--- START OF Page extract ---
One can reasonably assume that most of the galaxy has been under the control of the New Republic and that the First Order grew out of remnants of the empire consolidating their power over time and rebuilding their influence. But what about the Resistance? Does it consist of planets that were already under the control of the First Order for a while and are now trying to overthrow it, or were they former Republic planets who were taken over by the F.O. and are fighting back? The first one makes more sense because if it were the second scenario that were true, then it would make more sense for the Republic to be fighting the F.O. directly instead of being the Resistance's allies. But the name "Resistance" also makes more sense in the second scenario, whereas the first one is more like "The Rebellion" (which, to be fair, would be a source of confusion). On that note, where does the name "First Order" come from? And who the hell is Supreme Leader Snoke? Just how big and powerful are they? Answer me, dammit!
The movie leaves us with a number of other unanswered questions, too. For example, just who are the "Knights of Ren"? They get one single mention and that's it. We know that Kylo Ren is apparently their leader, so we know they're bound to show up eventually, but why even bother to mention them at all if you're not going to go into even the tiniest bit of detail? Also, how are the human characters able to understand BB-8's droid beeping all of a sudden, when R2 had to rely on a special computer translator or C-3PO to be understood in the other movies?
--- END OF Page extract ---
■ **What you need to do**:
1. Name every individual character the passage about the First Order mentions by name.
2. Reproduce word for word the portion of the passage about the First Order between "The movie leaves" and "the other movies?", inclusive.
--- START OF Supplied information ---
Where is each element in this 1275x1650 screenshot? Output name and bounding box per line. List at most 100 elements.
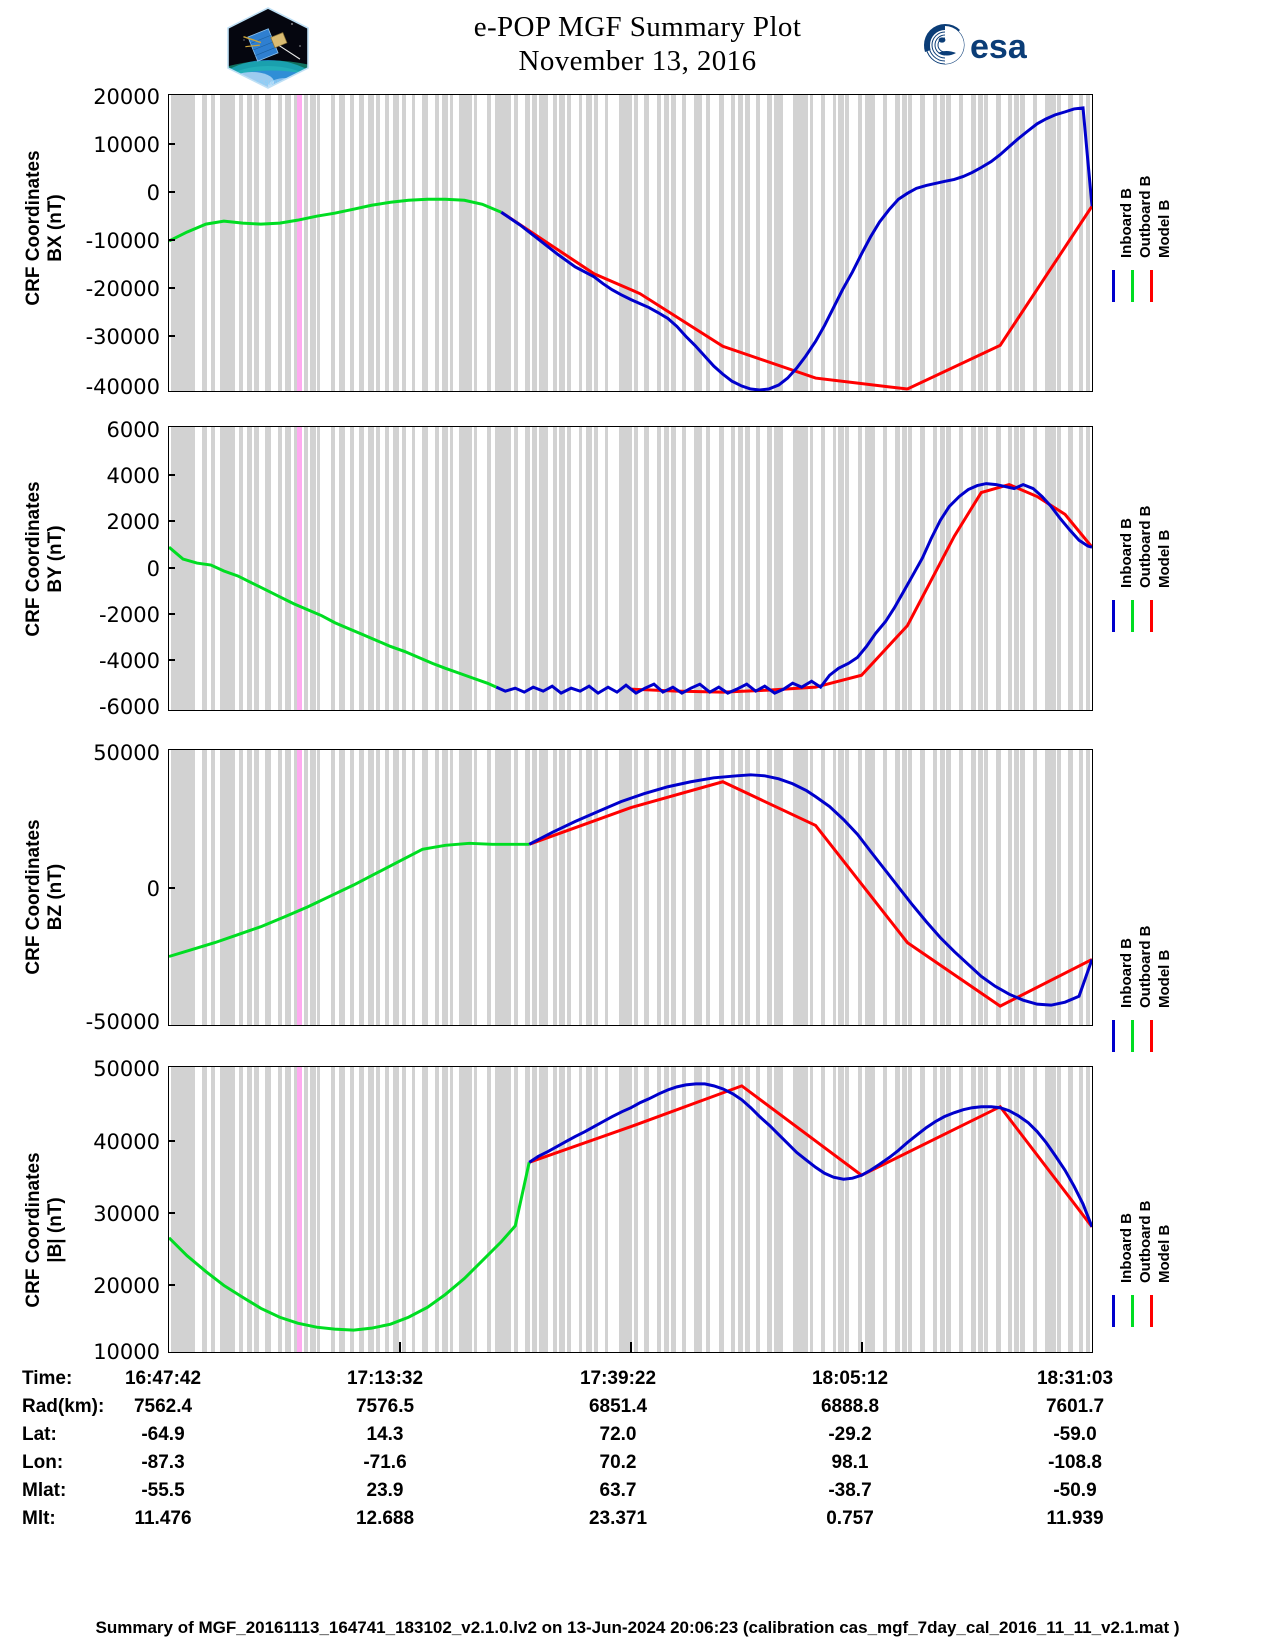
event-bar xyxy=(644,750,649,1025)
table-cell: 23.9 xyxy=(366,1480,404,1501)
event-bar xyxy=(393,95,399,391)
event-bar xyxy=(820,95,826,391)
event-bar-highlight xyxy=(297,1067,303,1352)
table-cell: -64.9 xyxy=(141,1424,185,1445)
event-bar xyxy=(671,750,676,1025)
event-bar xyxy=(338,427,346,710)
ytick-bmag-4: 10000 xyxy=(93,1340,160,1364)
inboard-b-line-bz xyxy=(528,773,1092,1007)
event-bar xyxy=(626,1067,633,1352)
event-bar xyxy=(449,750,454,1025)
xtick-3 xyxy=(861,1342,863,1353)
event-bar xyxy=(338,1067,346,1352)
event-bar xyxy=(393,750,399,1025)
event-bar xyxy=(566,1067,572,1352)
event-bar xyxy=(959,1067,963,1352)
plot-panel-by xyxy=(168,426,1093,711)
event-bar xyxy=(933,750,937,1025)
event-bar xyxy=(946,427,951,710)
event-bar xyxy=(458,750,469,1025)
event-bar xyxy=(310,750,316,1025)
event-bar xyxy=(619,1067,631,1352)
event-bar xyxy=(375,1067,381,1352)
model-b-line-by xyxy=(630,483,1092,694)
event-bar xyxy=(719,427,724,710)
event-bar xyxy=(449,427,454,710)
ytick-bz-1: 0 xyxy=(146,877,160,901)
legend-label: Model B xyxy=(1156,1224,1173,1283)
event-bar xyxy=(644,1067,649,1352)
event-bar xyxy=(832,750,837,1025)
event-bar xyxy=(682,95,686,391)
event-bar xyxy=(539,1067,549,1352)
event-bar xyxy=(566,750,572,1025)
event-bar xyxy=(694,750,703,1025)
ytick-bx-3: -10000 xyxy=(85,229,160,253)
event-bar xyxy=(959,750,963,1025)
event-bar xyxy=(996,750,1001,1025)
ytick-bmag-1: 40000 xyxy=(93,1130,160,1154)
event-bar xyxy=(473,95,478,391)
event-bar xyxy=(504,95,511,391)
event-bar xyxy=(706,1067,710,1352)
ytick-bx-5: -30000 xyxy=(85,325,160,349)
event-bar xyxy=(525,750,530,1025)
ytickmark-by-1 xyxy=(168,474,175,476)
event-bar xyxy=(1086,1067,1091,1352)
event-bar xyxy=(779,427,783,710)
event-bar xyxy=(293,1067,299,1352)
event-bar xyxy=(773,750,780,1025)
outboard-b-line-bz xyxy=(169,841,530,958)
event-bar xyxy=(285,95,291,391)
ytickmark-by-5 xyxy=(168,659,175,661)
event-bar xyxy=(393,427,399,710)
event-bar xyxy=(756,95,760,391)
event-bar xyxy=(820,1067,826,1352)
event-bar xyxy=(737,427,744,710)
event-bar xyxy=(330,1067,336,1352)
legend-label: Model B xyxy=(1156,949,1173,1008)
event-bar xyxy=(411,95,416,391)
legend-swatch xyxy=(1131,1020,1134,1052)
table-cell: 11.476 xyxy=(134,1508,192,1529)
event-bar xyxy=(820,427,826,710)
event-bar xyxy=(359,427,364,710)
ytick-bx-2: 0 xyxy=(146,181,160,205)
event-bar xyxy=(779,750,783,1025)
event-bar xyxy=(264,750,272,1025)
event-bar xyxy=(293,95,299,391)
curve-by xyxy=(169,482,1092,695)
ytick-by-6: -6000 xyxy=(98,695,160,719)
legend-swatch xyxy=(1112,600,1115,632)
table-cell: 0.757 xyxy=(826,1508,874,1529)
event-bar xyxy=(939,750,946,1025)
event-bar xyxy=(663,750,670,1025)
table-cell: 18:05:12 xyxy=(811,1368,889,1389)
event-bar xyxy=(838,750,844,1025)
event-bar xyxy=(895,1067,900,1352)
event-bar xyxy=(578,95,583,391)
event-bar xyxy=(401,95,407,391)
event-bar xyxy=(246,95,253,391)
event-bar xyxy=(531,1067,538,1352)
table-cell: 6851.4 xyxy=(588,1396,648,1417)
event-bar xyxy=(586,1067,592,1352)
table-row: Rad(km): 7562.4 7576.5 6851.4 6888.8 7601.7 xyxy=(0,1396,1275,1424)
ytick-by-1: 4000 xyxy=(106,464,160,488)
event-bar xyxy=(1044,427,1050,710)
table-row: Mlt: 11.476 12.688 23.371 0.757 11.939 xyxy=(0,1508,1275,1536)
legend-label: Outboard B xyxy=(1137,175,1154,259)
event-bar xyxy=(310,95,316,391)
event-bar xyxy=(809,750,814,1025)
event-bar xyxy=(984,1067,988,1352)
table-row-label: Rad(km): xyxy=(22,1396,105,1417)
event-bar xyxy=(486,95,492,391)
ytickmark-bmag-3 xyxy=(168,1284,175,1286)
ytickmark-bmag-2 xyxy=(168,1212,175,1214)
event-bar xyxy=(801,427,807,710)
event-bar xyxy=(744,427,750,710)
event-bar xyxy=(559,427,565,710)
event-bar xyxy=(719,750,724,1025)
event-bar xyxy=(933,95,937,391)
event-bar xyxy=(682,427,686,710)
--- END OF Supplied information ---
■ **Outputs by task**:
1. Supreme Leader Snoke, Kylo Ren, BB-8, R2, C-3PO

2.
The movie leaves us with a number of other unanswered questions, too. For example, just who are the "Knights of Ren"? They get one single mention and that's it. We know that Kylo Ren is apparently their leader, so we know they're bound to show up eventually, but why even bother to mention them at all if you're not going to go into even the tiniest bit of detail? Also, how are the human characters able to understand BB-8's droid beeping all of a sudden, when R2 had to rely on a special computer translator or C-3PO to be understood in the other movies?